▶ Exercise task: Copy out the lines that have "级能源与动力工程团支" in them.

** START Working data **

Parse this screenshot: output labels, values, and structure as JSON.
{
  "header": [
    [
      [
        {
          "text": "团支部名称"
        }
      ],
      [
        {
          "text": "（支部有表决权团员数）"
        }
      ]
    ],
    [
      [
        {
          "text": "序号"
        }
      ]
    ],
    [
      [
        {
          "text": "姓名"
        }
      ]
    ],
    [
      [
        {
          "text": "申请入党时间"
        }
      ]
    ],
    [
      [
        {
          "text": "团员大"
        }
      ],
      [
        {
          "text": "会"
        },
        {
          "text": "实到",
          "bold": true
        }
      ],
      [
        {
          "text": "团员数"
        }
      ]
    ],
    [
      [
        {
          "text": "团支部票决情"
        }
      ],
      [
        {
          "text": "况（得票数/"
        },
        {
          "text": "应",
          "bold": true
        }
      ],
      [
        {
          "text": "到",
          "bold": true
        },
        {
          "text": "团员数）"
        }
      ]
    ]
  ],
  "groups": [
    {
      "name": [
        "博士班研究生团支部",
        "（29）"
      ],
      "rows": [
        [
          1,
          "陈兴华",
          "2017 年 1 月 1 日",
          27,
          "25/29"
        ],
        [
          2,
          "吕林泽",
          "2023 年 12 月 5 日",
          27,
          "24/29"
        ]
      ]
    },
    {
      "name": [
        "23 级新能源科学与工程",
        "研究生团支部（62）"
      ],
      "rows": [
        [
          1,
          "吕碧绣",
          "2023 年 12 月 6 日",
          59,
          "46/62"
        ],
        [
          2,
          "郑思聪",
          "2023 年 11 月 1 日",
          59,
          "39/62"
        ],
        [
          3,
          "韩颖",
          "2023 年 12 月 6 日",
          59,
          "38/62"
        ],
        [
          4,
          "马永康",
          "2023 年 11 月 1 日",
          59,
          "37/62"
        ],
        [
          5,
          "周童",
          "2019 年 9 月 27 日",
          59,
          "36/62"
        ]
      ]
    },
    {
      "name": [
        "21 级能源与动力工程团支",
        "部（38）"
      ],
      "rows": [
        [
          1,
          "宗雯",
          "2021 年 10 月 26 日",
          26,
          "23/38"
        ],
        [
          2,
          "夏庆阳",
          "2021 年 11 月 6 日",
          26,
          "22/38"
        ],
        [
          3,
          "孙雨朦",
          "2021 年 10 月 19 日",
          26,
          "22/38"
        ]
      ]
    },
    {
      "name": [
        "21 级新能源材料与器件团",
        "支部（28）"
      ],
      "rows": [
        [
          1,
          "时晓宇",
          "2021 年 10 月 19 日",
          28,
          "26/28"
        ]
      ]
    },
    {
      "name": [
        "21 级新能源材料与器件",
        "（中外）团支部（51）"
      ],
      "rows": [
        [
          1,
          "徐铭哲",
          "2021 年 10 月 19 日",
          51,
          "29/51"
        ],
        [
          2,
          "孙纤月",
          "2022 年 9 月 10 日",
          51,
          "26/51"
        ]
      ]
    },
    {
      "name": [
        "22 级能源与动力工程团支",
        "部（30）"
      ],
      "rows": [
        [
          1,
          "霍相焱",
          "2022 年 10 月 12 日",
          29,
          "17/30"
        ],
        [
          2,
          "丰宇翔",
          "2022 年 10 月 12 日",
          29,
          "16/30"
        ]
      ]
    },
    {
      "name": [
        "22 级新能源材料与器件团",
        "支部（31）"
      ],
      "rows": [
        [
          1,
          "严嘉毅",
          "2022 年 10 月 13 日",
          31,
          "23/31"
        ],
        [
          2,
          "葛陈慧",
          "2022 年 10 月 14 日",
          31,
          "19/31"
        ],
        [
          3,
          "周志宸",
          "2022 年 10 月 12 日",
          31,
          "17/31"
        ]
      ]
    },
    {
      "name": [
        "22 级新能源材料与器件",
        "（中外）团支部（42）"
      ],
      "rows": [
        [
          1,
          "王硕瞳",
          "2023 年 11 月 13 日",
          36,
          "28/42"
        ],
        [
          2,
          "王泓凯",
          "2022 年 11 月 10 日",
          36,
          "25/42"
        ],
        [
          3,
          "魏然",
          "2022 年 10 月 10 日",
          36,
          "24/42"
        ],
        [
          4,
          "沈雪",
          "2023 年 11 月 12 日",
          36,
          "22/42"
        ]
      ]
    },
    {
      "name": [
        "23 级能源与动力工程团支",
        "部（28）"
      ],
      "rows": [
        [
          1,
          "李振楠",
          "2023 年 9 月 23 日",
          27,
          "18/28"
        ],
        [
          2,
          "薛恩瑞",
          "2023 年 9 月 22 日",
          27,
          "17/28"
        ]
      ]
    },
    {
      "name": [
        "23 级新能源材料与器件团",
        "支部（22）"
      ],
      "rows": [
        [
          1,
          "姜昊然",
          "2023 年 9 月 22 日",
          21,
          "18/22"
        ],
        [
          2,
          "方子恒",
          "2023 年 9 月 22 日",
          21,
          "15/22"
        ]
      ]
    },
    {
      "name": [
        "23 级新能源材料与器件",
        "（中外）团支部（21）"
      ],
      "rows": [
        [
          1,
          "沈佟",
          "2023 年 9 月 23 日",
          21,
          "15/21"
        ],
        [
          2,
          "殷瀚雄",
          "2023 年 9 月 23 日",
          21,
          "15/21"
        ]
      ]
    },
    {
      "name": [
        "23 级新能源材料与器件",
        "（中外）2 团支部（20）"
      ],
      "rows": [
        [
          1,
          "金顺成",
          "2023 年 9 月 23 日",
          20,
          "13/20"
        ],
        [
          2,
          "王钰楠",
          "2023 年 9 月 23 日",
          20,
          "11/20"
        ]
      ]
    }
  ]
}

** END Working data **

▶ Result for this task:
        "21 级能源与动力工程团支",
        "22 级能源与动力工程团支",
        "23 级能源与动力工程团支",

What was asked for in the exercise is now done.